Task
Output the material beneath this task exactly, images excluded.

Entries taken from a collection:
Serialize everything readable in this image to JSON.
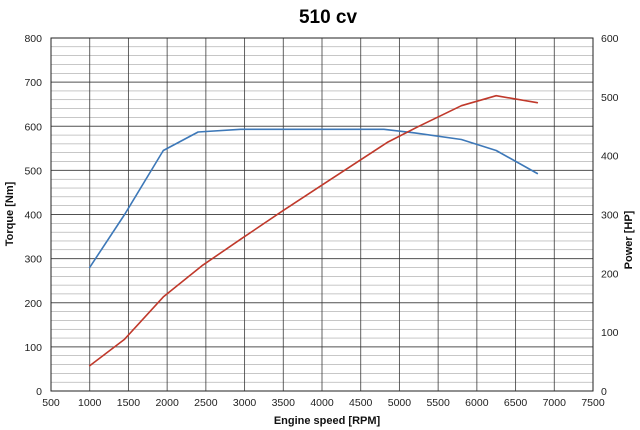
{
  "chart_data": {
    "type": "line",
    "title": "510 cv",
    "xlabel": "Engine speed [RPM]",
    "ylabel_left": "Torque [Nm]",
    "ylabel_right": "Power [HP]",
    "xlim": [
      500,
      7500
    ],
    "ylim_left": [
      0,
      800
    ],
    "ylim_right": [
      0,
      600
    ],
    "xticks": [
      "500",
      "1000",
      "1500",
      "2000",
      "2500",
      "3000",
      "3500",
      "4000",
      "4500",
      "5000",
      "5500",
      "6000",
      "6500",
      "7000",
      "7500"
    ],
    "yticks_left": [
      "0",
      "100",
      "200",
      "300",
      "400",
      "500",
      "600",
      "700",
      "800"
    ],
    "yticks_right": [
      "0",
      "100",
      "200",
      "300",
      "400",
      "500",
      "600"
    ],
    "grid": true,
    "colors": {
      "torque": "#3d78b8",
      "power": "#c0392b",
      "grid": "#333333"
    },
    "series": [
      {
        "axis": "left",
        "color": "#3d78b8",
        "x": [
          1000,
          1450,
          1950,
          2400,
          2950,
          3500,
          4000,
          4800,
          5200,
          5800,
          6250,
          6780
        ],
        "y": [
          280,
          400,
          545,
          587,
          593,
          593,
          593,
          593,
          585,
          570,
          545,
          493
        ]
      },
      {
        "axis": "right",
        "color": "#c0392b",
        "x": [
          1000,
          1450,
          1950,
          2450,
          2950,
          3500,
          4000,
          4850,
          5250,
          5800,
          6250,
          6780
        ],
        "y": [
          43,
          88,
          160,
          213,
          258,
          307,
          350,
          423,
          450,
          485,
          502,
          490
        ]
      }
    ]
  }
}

Answer for the task
Serialize everything readable in this image to JSON.
{
  "chart_data": {
    "type": "line",
    "title": "510 cv",
    "xlabel": "Engine speed [RPM]",
    "ylabel_left": "Torque [Nm]",
    "ylabel_right": "Power [HP]",
    "xlim": [
      500,
      7500
    ],
    "ylim_left": [
      0,
      800
    ],
    "ylim_right": [
      0,
      600
    ],
    "xticks": [
      "500",
      "1000",
      "1500",
      "2000",
      "2500",
      "3000",
      "3500",
      "4000",
      "4500",
      "5000",
      "5500",
      "6000",
      "6500",
      "7000",
      "7500"
    ],
    "yticks_left": [
      "0",
      "100",
      "200",
      "300",
      "400",
      "500",
      "600",
      "700",
      "800"
    ],
    "yticks_right": [
      "0",
      "100",
      "200",
      "300",
      "400",
      "500",
      "600"
    ],
    "grid": true,
    "colors": {
      "torque": "#3d78b8",
      "power": "#c0392b",
      "grid": "#333333"
    },
    "series": [
      {
        "axis": "left",
        "color": "#3d78b8",
        "x": [
          1000,
          1450,
          1950,
          2400,
          2950,
          3500,
          4000,
          4800,
          5200,
          5800,
          6250,
          6780
        ],
        "y": [
          280,
          400,
          545,
          587,
          593,
          593,
          593,
          593,
          585,
          570,
          545,
          493
        ]
      },
      {
        "axis": "right",
        "color": "#c0392b",
        "x": [
          1000,
          1450,
          1950,
          2450,
          2950,
          3500,
          4000,
          4850,
          5250,
          5800,
          6250,
          6780
        ],
        "y": [
          43,
          88,
          160,
          213,
          258,
          307,
          350,
          423,
          450,
          485,
          502,
          490
        ]
      }
    ]
  }
}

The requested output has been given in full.